**The task**
Extract each line of the records below that contains the word "JSON".

**Supplied data**
----------------------------------------

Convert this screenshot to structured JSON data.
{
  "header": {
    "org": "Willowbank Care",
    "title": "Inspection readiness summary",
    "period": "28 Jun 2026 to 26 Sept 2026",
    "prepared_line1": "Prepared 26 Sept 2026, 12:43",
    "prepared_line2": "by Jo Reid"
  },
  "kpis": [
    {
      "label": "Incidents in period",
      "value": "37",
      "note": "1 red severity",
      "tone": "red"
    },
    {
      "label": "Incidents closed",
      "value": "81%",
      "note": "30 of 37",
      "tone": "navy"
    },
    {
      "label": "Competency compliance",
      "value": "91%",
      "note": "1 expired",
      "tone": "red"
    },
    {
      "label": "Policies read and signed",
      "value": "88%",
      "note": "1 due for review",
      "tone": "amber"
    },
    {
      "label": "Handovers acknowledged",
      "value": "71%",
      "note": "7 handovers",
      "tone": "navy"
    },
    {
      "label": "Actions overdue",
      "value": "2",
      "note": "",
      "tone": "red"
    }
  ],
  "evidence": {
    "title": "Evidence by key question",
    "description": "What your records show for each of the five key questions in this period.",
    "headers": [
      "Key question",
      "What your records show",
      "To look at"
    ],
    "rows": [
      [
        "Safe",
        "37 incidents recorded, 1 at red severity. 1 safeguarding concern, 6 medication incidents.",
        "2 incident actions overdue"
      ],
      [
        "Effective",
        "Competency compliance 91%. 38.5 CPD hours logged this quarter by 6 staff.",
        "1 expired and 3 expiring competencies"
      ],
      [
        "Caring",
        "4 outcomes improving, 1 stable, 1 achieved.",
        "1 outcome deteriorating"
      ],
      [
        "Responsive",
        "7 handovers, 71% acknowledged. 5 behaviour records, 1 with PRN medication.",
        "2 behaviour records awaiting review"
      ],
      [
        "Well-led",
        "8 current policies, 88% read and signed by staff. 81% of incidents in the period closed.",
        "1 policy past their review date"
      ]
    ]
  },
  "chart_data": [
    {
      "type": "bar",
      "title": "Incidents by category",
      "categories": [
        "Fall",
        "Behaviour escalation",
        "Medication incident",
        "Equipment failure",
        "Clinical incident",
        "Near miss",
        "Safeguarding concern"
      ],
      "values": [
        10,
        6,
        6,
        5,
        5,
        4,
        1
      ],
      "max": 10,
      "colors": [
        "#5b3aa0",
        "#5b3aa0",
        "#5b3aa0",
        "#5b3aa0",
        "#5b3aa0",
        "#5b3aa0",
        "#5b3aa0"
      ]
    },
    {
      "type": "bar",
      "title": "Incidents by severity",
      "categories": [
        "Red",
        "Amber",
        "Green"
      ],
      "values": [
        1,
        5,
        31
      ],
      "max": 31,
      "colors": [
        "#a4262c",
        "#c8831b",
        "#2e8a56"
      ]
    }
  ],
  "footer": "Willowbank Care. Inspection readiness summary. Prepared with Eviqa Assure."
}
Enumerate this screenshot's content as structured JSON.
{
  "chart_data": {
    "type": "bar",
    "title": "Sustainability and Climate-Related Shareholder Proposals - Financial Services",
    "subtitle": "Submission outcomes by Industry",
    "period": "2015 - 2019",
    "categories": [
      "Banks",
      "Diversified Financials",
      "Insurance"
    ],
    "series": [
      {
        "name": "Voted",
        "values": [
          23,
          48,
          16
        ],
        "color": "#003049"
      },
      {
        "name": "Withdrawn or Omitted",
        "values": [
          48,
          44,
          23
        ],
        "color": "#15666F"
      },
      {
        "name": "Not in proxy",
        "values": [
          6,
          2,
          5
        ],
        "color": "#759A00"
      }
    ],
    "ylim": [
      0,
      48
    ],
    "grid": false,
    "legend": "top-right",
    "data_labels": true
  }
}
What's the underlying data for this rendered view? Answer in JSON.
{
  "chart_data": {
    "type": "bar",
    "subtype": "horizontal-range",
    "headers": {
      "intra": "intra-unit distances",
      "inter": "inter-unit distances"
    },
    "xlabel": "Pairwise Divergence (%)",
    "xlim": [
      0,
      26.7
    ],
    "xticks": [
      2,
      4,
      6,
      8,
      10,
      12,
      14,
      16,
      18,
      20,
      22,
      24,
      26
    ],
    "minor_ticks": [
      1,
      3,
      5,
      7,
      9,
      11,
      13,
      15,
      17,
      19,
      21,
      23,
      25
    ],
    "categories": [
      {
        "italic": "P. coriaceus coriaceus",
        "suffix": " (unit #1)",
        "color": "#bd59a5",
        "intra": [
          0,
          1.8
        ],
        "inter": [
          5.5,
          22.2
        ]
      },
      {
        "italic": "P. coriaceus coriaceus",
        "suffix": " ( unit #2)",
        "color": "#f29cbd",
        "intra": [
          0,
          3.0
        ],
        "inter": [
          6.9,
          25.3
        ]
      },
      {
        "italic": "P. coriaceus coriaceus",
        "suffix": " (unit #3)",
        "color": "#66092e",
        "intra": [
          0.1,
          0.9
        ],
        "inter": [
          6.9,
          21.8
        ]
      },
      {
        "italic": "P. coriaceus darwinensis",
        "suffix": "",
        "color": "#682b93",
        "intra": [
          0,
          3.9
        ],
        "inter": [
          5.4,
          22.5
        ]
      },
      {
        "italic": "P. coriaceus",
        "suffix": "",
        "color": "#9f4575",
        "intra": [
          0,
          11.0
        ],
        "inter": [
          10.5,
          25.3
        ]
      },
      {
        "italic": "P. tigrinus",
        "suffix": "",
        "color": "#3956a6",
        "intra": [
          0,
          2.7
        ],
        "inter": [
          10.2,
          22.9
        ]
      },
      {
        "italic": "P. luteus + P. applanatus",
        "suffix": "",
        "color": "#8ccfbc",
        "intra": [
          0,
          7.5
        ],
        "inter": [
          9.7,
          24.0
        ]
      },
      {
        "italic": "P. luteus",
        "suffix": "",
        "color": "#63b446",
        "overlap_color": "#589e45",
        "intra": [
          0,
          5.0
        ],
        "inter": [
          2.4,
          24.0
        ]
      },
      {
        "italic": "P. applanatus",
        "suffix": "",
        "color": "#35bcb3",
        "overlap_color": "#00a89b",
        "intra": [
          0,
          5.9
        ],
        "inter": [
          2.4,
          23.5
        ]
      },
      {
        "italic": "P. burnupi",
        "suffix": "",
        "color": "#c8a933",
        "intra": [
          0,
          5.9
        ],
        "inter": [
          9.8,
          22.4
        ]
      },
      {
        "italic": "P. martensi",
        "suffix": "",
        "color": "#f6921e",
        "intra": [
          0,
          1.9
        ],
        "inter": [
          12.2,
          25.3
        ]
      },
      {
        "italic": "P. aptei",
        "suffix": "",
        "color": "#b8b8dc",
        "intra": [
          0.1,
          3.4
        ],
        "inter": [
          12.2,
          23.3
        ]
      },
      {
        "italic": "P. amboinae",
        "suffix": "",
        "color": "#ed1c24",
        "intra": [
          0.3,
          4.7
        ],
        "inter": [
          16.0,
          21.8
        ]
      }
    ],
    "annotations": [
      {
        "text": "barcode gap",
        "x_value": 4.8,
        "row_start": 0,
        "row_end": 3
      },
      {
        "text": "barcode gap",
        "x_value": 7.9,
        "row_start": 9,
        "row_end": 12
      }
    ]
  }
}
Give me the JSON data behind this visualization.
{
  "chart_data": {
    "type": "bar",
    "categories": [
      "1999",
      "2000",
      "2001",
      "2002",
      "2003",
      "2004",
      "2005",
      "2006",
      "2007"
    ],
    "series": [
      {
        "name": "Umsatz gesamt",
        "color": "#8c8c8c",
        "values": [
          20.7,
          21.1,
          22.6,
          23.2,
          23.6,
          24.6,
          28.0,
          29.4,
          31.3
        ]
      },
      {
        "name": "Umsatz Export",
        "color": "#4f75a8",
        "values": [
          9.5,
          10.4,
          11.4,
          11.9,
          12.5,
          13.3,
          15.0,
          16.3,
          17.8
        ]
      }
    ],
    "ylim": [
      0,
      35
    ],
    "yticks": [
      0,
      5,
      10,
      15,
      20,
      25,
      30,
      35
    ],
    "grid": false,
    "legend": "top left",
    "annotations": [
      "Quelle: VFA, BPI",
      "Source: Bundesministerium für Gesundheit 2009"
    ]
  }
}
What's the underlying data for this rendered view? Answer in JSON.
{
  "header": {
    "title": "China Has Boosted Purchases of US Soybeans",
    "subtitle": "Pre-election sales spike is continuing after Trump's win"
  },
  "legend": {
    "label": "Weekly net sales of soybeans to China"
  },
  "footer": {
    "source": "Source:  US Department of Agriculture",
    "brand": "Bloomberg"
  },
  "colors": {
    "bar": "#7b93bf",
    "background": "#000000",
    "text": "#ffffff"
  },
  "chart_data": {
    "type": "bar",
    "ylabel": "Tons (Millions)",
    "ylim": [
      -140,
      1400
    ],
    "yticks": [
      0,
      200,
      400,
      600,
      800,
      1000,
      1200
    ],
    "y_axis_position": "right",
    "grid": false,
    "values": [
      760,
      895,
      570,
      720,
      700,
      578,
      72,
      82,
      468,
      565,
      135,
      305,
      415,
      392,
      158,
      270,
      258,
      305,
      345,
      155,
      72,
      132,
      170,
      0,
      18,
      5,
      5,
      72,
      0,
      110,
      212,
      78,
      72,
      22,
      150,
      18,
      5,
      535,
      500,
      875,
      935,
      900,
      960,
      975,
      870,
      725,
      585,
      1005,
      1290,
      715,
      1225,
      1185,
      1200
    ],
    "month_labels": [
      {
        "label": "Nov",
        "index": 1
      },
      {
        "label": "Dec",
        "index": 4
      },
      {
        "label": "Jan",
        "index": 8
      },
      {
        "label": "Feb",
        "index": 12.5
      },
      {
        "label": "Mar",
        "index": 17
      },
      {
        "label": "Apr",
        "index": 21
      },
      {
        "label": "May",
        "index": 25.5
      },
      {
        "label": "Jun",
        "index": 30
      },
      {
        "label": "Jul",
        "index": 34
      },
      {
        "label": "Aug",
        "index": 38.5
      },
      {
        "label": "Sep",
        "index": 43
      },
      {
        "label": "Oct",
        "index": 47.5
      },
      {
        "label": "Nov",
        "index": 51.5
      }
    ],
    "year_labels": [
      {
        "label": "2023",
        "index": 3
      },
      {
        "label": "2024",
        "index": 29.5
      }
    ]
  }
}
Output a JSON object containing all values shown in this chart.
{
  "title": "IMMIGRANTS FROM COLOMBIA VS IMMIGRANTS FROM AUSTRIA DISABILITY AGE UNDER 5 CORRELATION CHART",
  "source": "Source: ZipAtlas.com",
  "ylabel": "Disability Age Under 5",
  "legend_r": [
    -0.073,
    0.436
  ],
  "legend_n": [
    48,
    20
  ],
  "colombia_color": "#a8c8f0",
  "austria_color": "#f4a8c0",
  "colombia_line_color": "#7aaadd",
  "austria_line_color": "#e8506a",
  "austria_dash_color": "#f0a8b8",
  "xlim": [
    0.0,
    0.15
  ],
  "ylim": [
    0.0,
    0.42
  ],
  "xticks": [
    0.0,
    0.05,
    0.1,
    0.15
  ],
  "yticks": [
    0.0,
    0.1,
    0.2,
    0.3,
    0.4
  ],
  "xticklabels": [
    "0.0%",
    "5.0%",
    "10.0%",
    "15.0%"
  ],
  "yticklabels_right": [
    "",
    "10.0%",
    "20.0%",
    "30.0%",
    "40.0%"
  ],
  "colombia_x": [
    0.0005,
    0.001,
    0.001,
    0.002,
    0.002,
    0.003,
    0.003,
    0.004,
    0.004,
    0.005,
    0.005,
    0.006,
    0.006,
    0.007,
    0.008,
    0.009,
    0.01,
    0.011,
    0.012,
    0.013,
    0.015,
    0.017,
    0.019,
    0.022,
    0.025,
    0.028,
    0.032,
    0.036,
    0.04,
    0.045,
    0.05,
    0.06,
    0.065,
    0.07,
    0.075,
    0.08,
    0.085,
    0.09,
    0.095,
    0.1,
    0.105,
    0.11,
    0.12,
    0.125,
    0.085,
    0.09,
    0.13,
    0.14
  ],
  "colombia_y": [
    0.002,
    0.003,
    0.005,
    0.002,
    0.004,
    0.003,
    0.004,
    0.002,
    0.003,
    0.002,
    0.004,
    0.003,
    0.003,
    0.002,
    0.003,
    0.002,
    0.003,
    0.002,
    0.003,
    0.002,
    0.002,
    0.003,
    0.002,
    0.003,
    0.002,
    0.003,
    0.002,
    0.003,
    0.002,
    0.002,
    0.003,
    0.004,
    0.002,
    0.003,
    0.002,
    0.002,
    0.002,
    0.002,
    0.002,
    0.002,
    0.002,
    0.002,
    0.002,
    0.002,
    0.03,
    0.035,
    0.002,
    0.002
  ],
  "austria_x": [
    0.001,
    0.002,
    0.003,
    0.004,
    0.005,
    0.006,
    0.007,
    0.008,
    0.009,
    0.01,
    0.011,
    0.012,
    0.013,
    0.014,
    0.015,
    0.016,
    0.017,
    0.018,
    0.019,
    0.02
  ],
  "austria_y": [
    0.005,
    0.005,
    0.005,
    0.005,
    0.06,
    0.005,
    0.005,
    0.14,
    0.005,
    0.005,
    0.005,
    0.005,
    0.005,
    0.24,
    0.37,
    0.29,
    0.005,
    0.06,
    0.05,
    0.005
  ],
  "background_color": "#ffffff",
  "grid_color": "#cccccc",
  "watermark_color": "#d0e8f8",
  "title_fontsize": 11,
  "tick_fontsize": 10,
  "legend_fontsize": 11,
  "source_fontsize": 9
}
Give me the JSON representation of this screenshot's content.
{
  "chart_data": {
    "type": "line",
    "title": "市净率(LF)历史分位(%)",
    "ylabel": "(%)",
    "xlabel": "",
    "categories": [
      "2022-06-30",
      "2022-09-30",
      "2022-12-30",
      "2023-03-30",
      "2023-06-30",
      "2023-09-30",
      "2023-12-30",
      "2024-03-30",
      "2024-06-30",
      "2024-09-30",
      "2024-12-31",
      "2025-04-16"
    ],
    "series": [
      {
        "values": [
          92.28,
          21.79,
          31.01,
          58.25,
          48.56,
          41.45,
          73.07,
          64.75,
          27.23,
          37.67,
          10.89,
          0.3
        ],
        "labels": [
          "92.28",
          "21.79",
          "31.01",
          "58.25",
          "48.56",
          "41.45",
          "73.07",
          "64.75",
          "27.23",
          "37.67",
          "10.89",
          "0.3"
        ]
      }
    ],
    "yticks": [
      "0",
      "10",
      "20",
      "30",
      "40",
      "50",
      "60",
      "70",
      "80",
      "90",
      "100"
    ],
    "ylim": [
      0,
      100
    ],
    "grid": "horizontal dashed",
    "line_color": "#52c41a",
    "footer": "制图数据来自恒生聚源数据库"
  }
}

----------------------------------------

**Result of this exercise**
Convert this screenshot to structured JSON data.
Enumerate this screenshot's content as structured JSON.
What's the underlying data for this rendered view? Answer in JSON.
Give me the JSON data behind this visualization.
What's the underlying data for this rendered view? Answer in JSON.
Output a JSON object containing all values shown in this chart.
Give me the JSON representation of this screenshot's content.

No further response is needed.